▶ _Aim_:
Look through the records that follow. Copy every line containing the word "الانسان".

▶ _Exercise materials_:
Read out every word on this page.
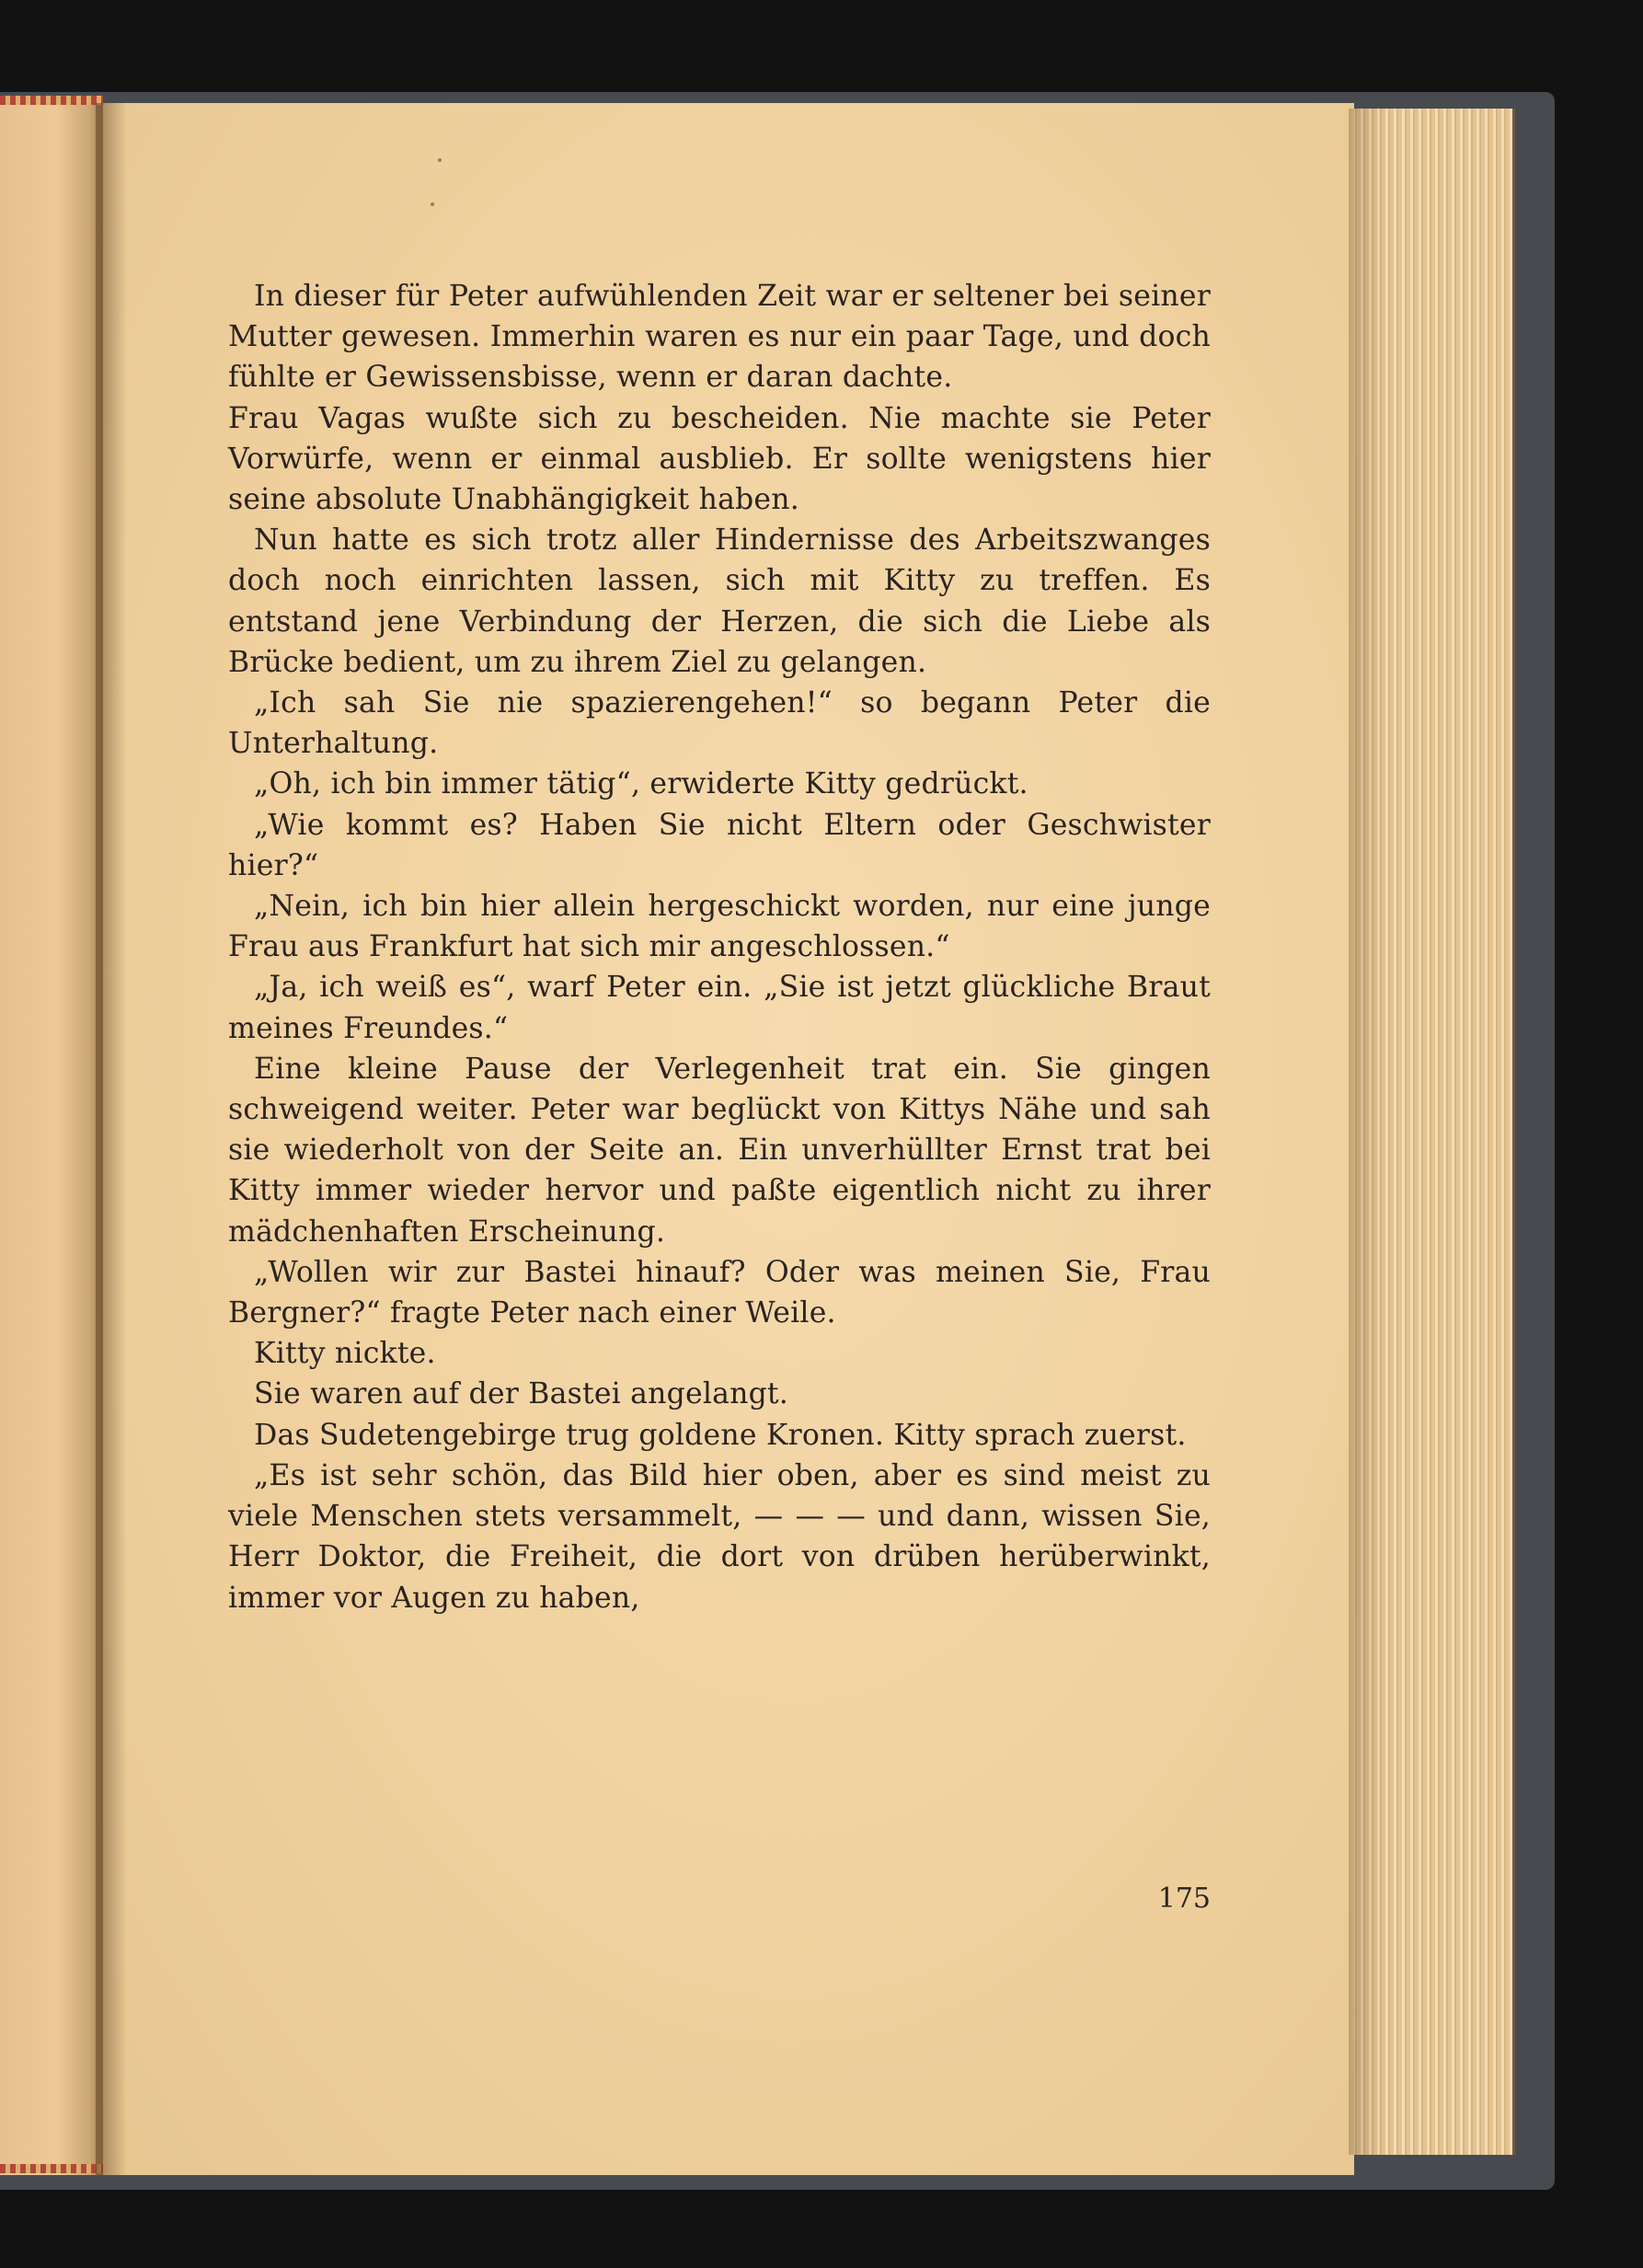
In dieser für Peter aufwühlenden Zeit war er seltener bei seiner Mutter gewesen. Immerhin waren es nur ein paar Tage, und doch fühlte er Gewissensbisse, wenn er daran dachte.

Frau Vagas wußte sich zu bescheiden. Nie machte sie Peter Vorwürfe, wenn er einmal ausblieb. Er sollte wenigstens hier seine absolute Unabhängigkeit haben.

Nun hatte es sich trotz aller Hindernisse des Arbeitszwanges doch noch einrichten lassen, sich mit Kitty zu treffen. Es entstand jene Verbindung der Herzen, die sich die Liebe als Brücke bedient, um zu ihrem Ziel zu gelangen.

„Ich sah Sie nie spazierengehen!“ so begann Peter die Unterhaltung.

„Oh, ich bin immer tätig“, erwiderte Kitty gedrückt.

„Wie kommt es? Haben Sie nicht Eltern oder Geschwister hier?“

„Nein, ich bin hier allein hergeschickt worden, nur eine junge Frau aus Frankfurt hat sich mir angeschlossen.“

„Ja, ich weiß es“, warf Peter ein. „Sie ist jetzt glückliche Braut meines Freundes.“

Eine kleine Pause der Verlegenheit trat ein. Sie gingen schweigend weiter. Peter war beglückt von Kittys Nähe und sah sie wiederholt von der Seite an. Ein unverhüllter Ernst trat bei Kitty immer wieder hervor und paßte eigentlich nicht zu ihrer mädchenhaften Erscheinung.

„Wollen wir zur Bastei hinauf? Oder was meinen Sie, Frau Bergner?“ fragte Peter nach einer Weile.

Kitty nickte.

Sie waren auf der Bastei angelangt.

Das Sudetengebirge trug goldene Kronen. Kitty sprach zuerst.

„Es ist sehr schön, das Bild hier oben, aber es sind meist zu viele Menschen stets versammelt, — — — und dann, wissen Sie, Herr Doktor, die Freiheit, die dort von drüben herüberwinkt, immer vor Augen zu haben,

175
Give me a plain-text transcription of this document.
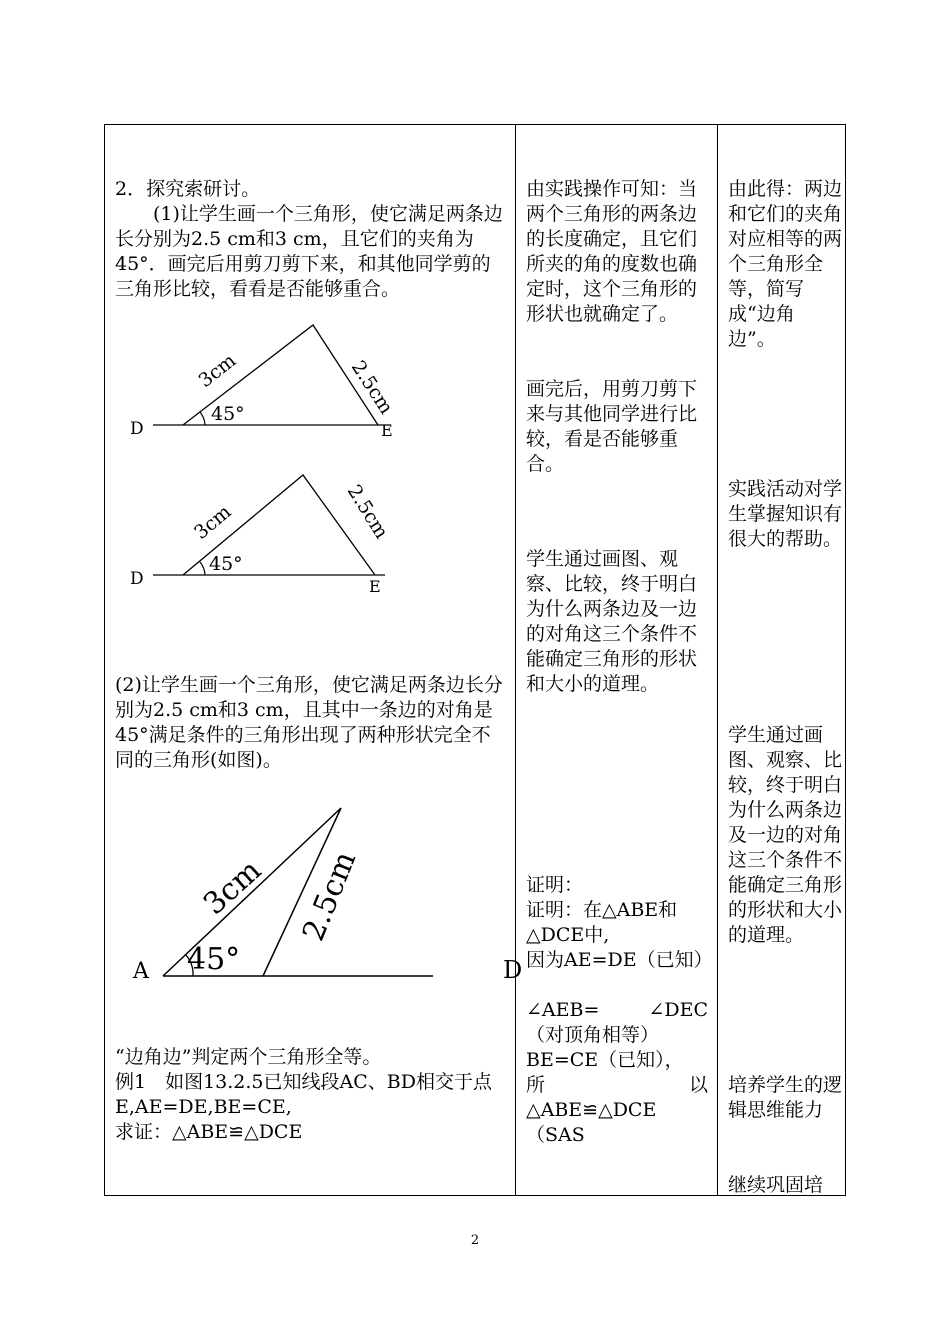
2．探究索研讨。
　　(1)让学生画一个三角形，使它满足两条边长分别为2.5 cm和3 cm，且它们的夹角为45°．画完后用剪刀剪下来，和其他同学剪的三角形比较，看看是否能够重合。
3cm	2.5cm
45°
D	E
3cm	2.5cm
45°
D	E
(2)让学生画一个三角形，使它满足两条边长分别为2.5 cm和3 cm，且其中一条边的对角是45°满足条件的三角形出现了两种形状完全不同的三角形(如图)。
3cm 2.5cm
45°
A	D
“边角边”判定两个三角形全等。
例1　如图13.2.5已知线段AC、BD相交于点E,AE=DE,BE=CE,
求证：△ABE≌△DCE
由实践操作可知：当两个三角形的两条边的长度确定，且它们所夹的角的度数也确定时，这个三角形的形状也就确定了。
画完后，用剪刀剪下来与其他同学进行比较，看是否能够重合。
学生通过画图、观察、比较，终于明白为什么两条边及一边的对角这三个条件不能确定三角形的形状和大小的道理。
证明：
证明：在△ABE和△DCE中,
因为AE=DE（已知）
∠AEB=	∠DEC
（对顶角相等）
BE=CE（已知），
所	以
△ABE≌△DCE（SAS
由此得：两边和它们的夹角对应相等的两个三角形全等，简写成“边角边”。
实践活动对学生掌握知识有很大的帮助。
学生通过画图、观察、比较，终于明白为什么两条边及一边的对角这三个条件不能确定三角形的形状和大小的道理。
培养学生的逻辑思维能力
继续巩固培
2
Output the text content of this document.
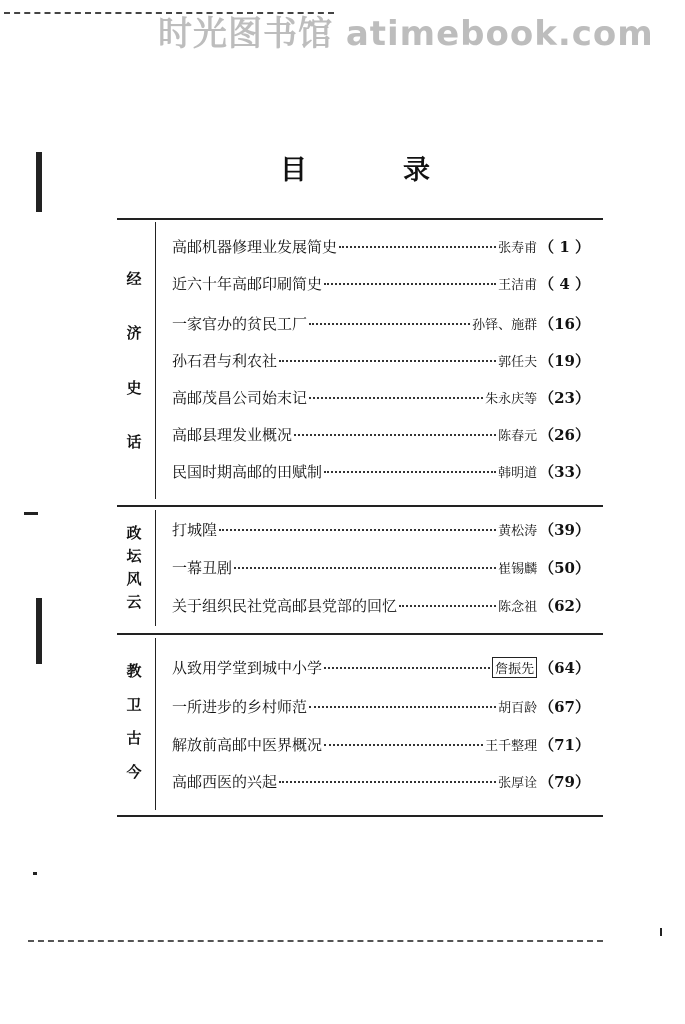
时光图书馆 atimebook.com
目	录
经
济
史
话
政
坛
风
云
教
卫
古
今
高邮机器修理业发展简史	张寿甫 （ 1 ）
近六十年高邮印刷简史	王洁甫 （ 4 ）
一家官办的贫民工厂	孙铎、施群 （16）
孙石君与利农社	郭任夫 （19）
高邮茂昌公司始末记	朱永庆等 （23）
高邮县理发业概况	陈春元 （26）
民国时期高邮的田赋制	韩明道 （33）
打城隍	黄松涛 （39）
一幕丑剧	崔锡麟 （50）
关于组织民社党高邮县党部的回忆	陈念祖 （62）
从致用学堂到城中小学	詹振先 （64）
一所进步的乡村师范	胡百龄 （67）
解放前高邮中医界概况	王千整理 （71）
高邮西医的兴起	张厚诠 （79）
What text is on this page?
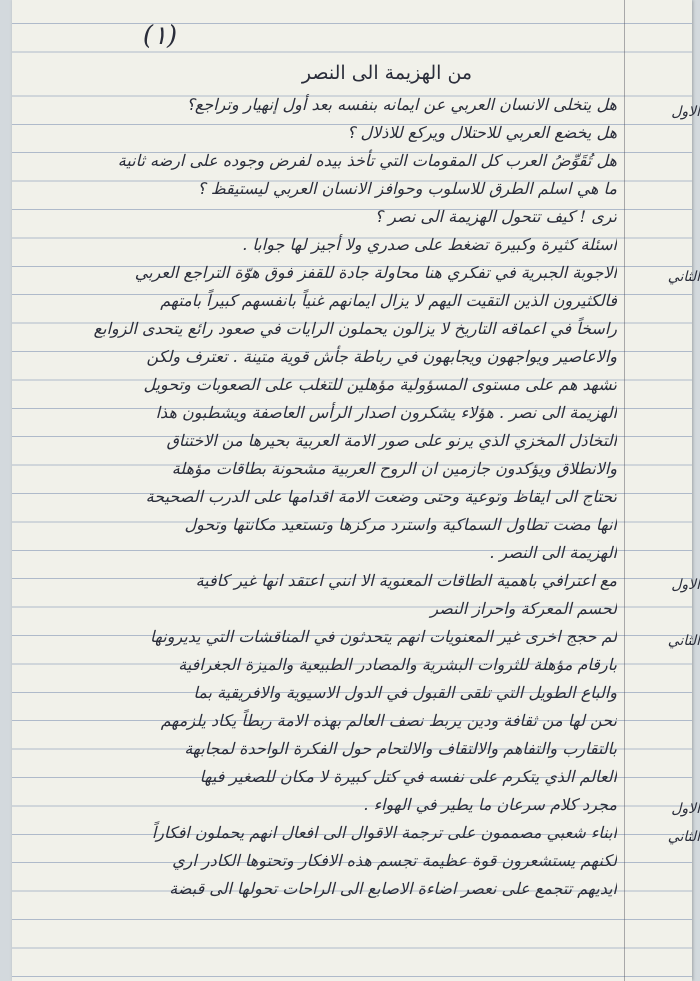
(١)
من الهزيمة الى النصر
هل يتخلى الانسان العربي عن ايمانه بنفسه بعد أول إنهيار وتراجع؟
هل يخضع العربي للاحتلال ويركع للاذلال ؟
هل تُقَوِّضُ العرب كل المقومات التي تأخذ بيده لفرض وجوده على ارضه ثانية
ما هي اسلم الطرق للاسلوب وحوافز الانسان العربي ليستيقظ ؟
ترى ! كيف تتحول الهزيمة الى نصر ؟
اسئلة كثيرة وكبيرة تضغط على صدري ولا أجيز لها جوابا .
الاجوبة الجبرية في تفكري هنا محاولة جادة للقفز فوق هوّة التراجع العربي
فالكثيرون الذين التقيت اليهم لا يزال ايمانهم غنياً بانفسهم كبيراً بامتهم
راسخاً في اعماقه التاريخ لا يزالون يحملون الرايات في صعود رائع يتحدى الزوابع
والاعاصير ويواجهون ويجابهون في رباطة جأش قوية متينة . تعترف ولكن
تشهد هم على مستوى المسؤولية مؤهلين للتغلب على الصعوبات وتحويل
الهزيمة الى نصر . هؤلاء يشكرون اصدار الرأس العاصفة ويشطبون هذا
التخاذل المخزي الذي يرنو على صور الامة العربية بحيرها من الاختناق
والانطلاق ويؤكدون جازمين ان الروح العربية مشحونة بطاقات مؤهلة
تحتاج الى ايقاظ وتوعية وحتى وضعت الامة اقدامها على الدرب الصحيحة
انها مضت تطاول السماكية واسترد مركزها وتستعيد مكانتها وتحول
الهزيمة الى النصر .
مع اعترافي باهمية الطاقات المعنوية الا انني اعتقد انها غير كافية
لحسم المعركة واحراز النصر
لم حجج اخرى غير المعنويات انهم يتحدثون في المناقشات التي يديرونها
بارقام مؤهلة للثروات البشرية والمصادر الطبيعية والميزة الجغرافية
والباع الطويل التي تلقى القبول في الدول الاسيوية والافريقية بما
نحن لها من ثقافة ودين يربط نصف العالم بهذه الامة ربطاً يكاد يلزمهم
بالتقارب والتفاهم والالتقاف والالتحام حول الفكرة الواحدة لمجابهة
العالم الذي يتكرم على نفسه في كتل كبيرة لا مكان للصغير فيها
مجرد كلام سرعان ما يطير في الهواء .
ابناء شعبي مصممون على ترجمة الاقوال الى افعال انهم يحملون افكاراً
لكنهم يستشعرون قوة عظيمة تجسم هذه الافكار وتحتوها الكادر اري
ايديهم تتجمع على نعصر اضاءة الاصابع الى الراحات تحولها الى قبضة
الاول
الثاني
الاول
الثاني
الاول
الثاني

▶ _Answer to this exercise_:
هل يتخلى الانسان العربي عن ايمانه بنفسه بعد أول إنهيار وتراجع؟
ما هي اسلم الطرق للاسلوب وحوافز الانسان العربي ليستيقظ ؟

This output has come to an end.